## AIM OF THE EXERCISE
Each line containing the word "delivery" needs to be copied.

## SUPPLIED RECORDS
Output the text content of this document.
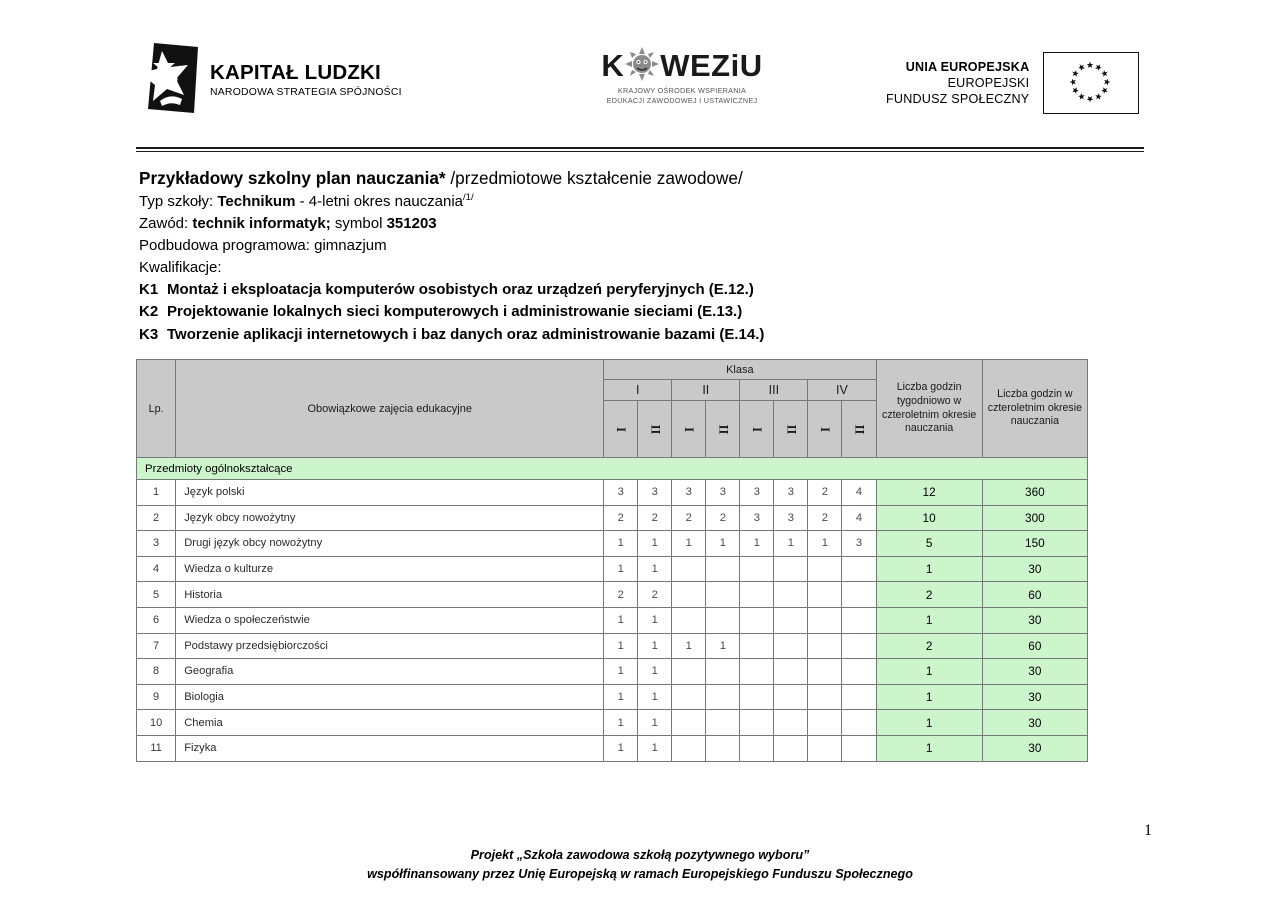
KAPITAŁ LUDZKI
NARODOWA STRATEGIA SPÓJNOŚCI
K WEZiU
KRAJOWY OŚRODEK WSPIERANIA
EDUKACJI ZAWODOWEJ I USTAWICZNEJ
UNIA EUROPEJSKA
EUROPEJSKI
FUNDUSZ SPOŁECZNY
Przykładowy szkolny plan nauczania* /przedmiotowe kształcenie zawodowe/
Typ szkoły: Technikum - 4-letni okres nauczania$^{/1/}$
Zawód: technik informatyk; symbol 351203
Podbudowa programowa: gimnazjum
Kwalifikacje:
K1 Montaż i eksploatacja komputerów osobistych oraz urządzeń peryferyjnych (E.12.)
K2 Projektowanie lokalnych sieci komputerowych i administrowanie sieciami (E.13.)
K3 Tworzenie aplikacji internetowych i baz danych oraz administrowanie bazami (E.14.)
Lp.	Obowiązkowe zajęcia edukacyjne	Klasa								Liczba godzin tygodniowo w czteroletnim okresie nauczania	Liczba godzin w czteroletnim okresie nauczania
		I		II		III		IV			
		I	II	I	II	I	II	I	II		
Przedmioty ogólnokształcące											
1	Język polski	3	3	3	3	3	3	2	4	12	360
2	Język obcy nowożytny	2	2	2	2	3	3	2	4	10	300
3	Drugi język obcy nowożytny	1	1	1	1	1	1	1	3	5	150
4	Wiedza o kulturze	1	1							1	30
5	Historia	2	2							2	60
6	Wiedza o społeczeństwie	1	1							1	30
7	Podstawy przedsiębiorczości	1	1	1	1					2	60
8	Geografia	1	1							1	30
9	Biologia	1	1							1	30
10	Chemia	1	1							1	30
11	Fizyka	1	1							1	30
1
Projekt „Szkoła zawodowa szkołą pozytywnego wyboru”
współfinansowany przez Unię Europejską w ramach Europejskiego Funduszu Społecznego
---
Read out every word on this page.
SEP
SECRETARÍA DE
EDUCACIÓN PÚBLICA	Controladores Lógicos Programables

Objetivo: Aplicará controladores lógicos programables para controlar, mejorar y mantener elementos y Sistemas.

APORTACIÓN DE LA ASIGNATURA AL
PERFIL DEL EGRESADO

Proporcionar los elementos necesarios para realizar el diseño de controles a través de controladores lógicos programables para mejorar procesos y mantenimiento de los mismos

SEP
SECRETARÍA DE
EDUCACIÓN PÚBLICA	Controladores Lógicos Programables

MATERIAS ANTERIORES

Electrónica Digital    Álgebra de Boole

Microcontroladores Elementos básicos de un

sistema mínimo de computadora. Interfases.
--
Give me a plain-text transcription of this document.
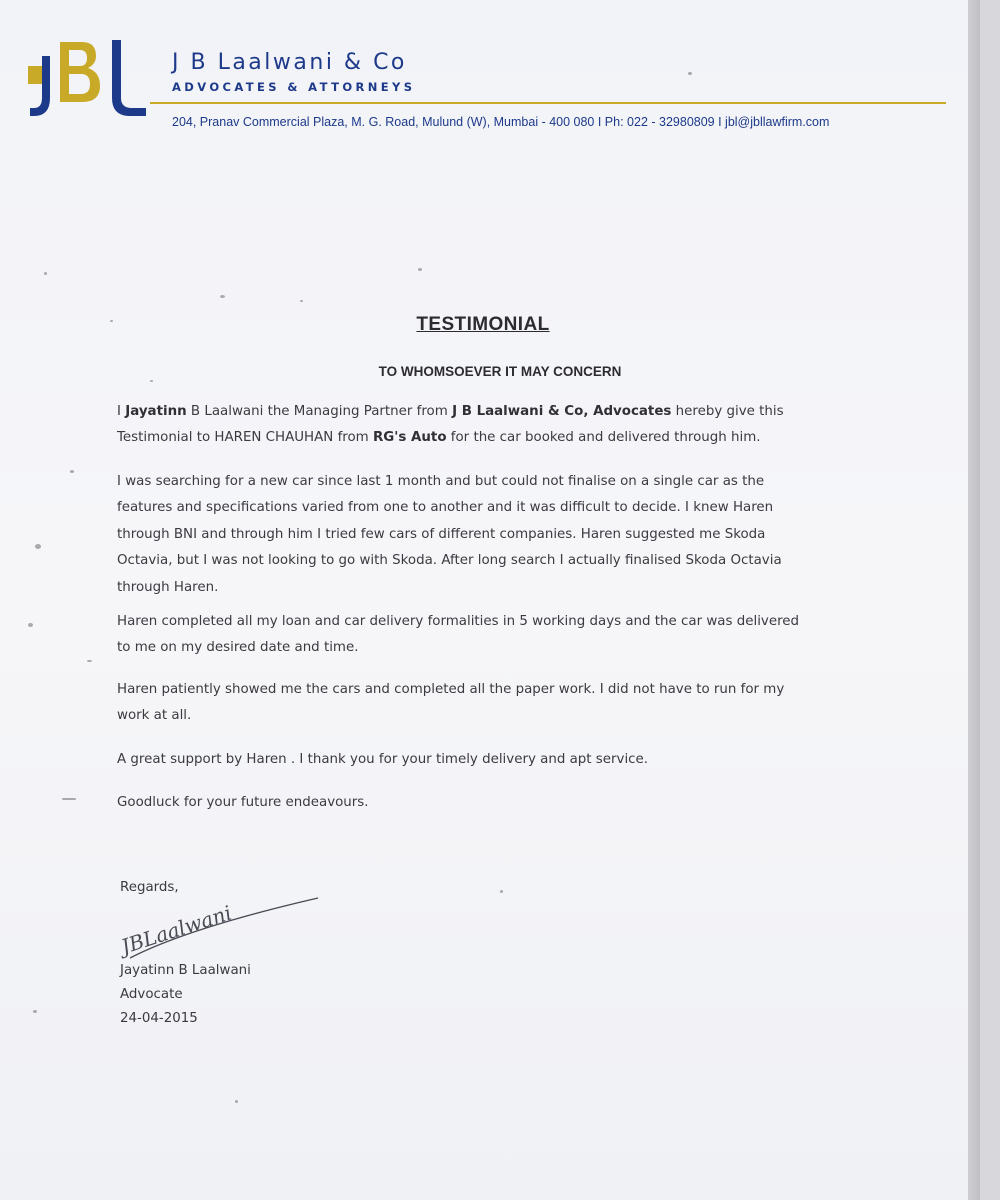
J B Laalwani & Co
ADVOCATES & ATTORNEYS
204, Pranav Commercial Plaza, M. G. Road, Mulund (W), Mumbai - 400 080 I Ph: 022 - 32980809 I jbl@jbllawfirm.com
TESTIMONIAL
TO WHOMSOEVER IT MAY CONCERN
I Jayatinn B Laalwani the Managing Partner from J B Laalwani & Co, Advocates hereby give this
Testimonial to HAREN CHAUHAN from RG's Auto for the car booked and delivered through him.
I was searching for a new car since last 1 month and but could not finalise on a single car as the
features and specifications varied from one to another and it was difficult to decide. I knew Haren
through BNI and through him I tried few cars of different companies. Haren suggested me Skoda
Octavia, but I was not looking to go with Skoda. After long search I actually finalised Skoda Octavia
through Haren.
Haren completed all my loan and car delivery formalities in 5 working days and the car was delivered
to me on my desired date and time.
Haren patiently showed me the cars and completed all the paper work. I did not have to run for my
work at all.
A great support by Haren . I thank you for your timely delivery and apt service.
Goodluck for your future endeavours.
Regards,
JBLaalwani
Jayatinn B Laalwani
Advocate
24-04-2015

## EXERCISE ANSWER
Haren completed all my loan and car delivery formalities in 5 working days and the car was delivered
A great support by Haren . I thank you for your timely delivery and apt service.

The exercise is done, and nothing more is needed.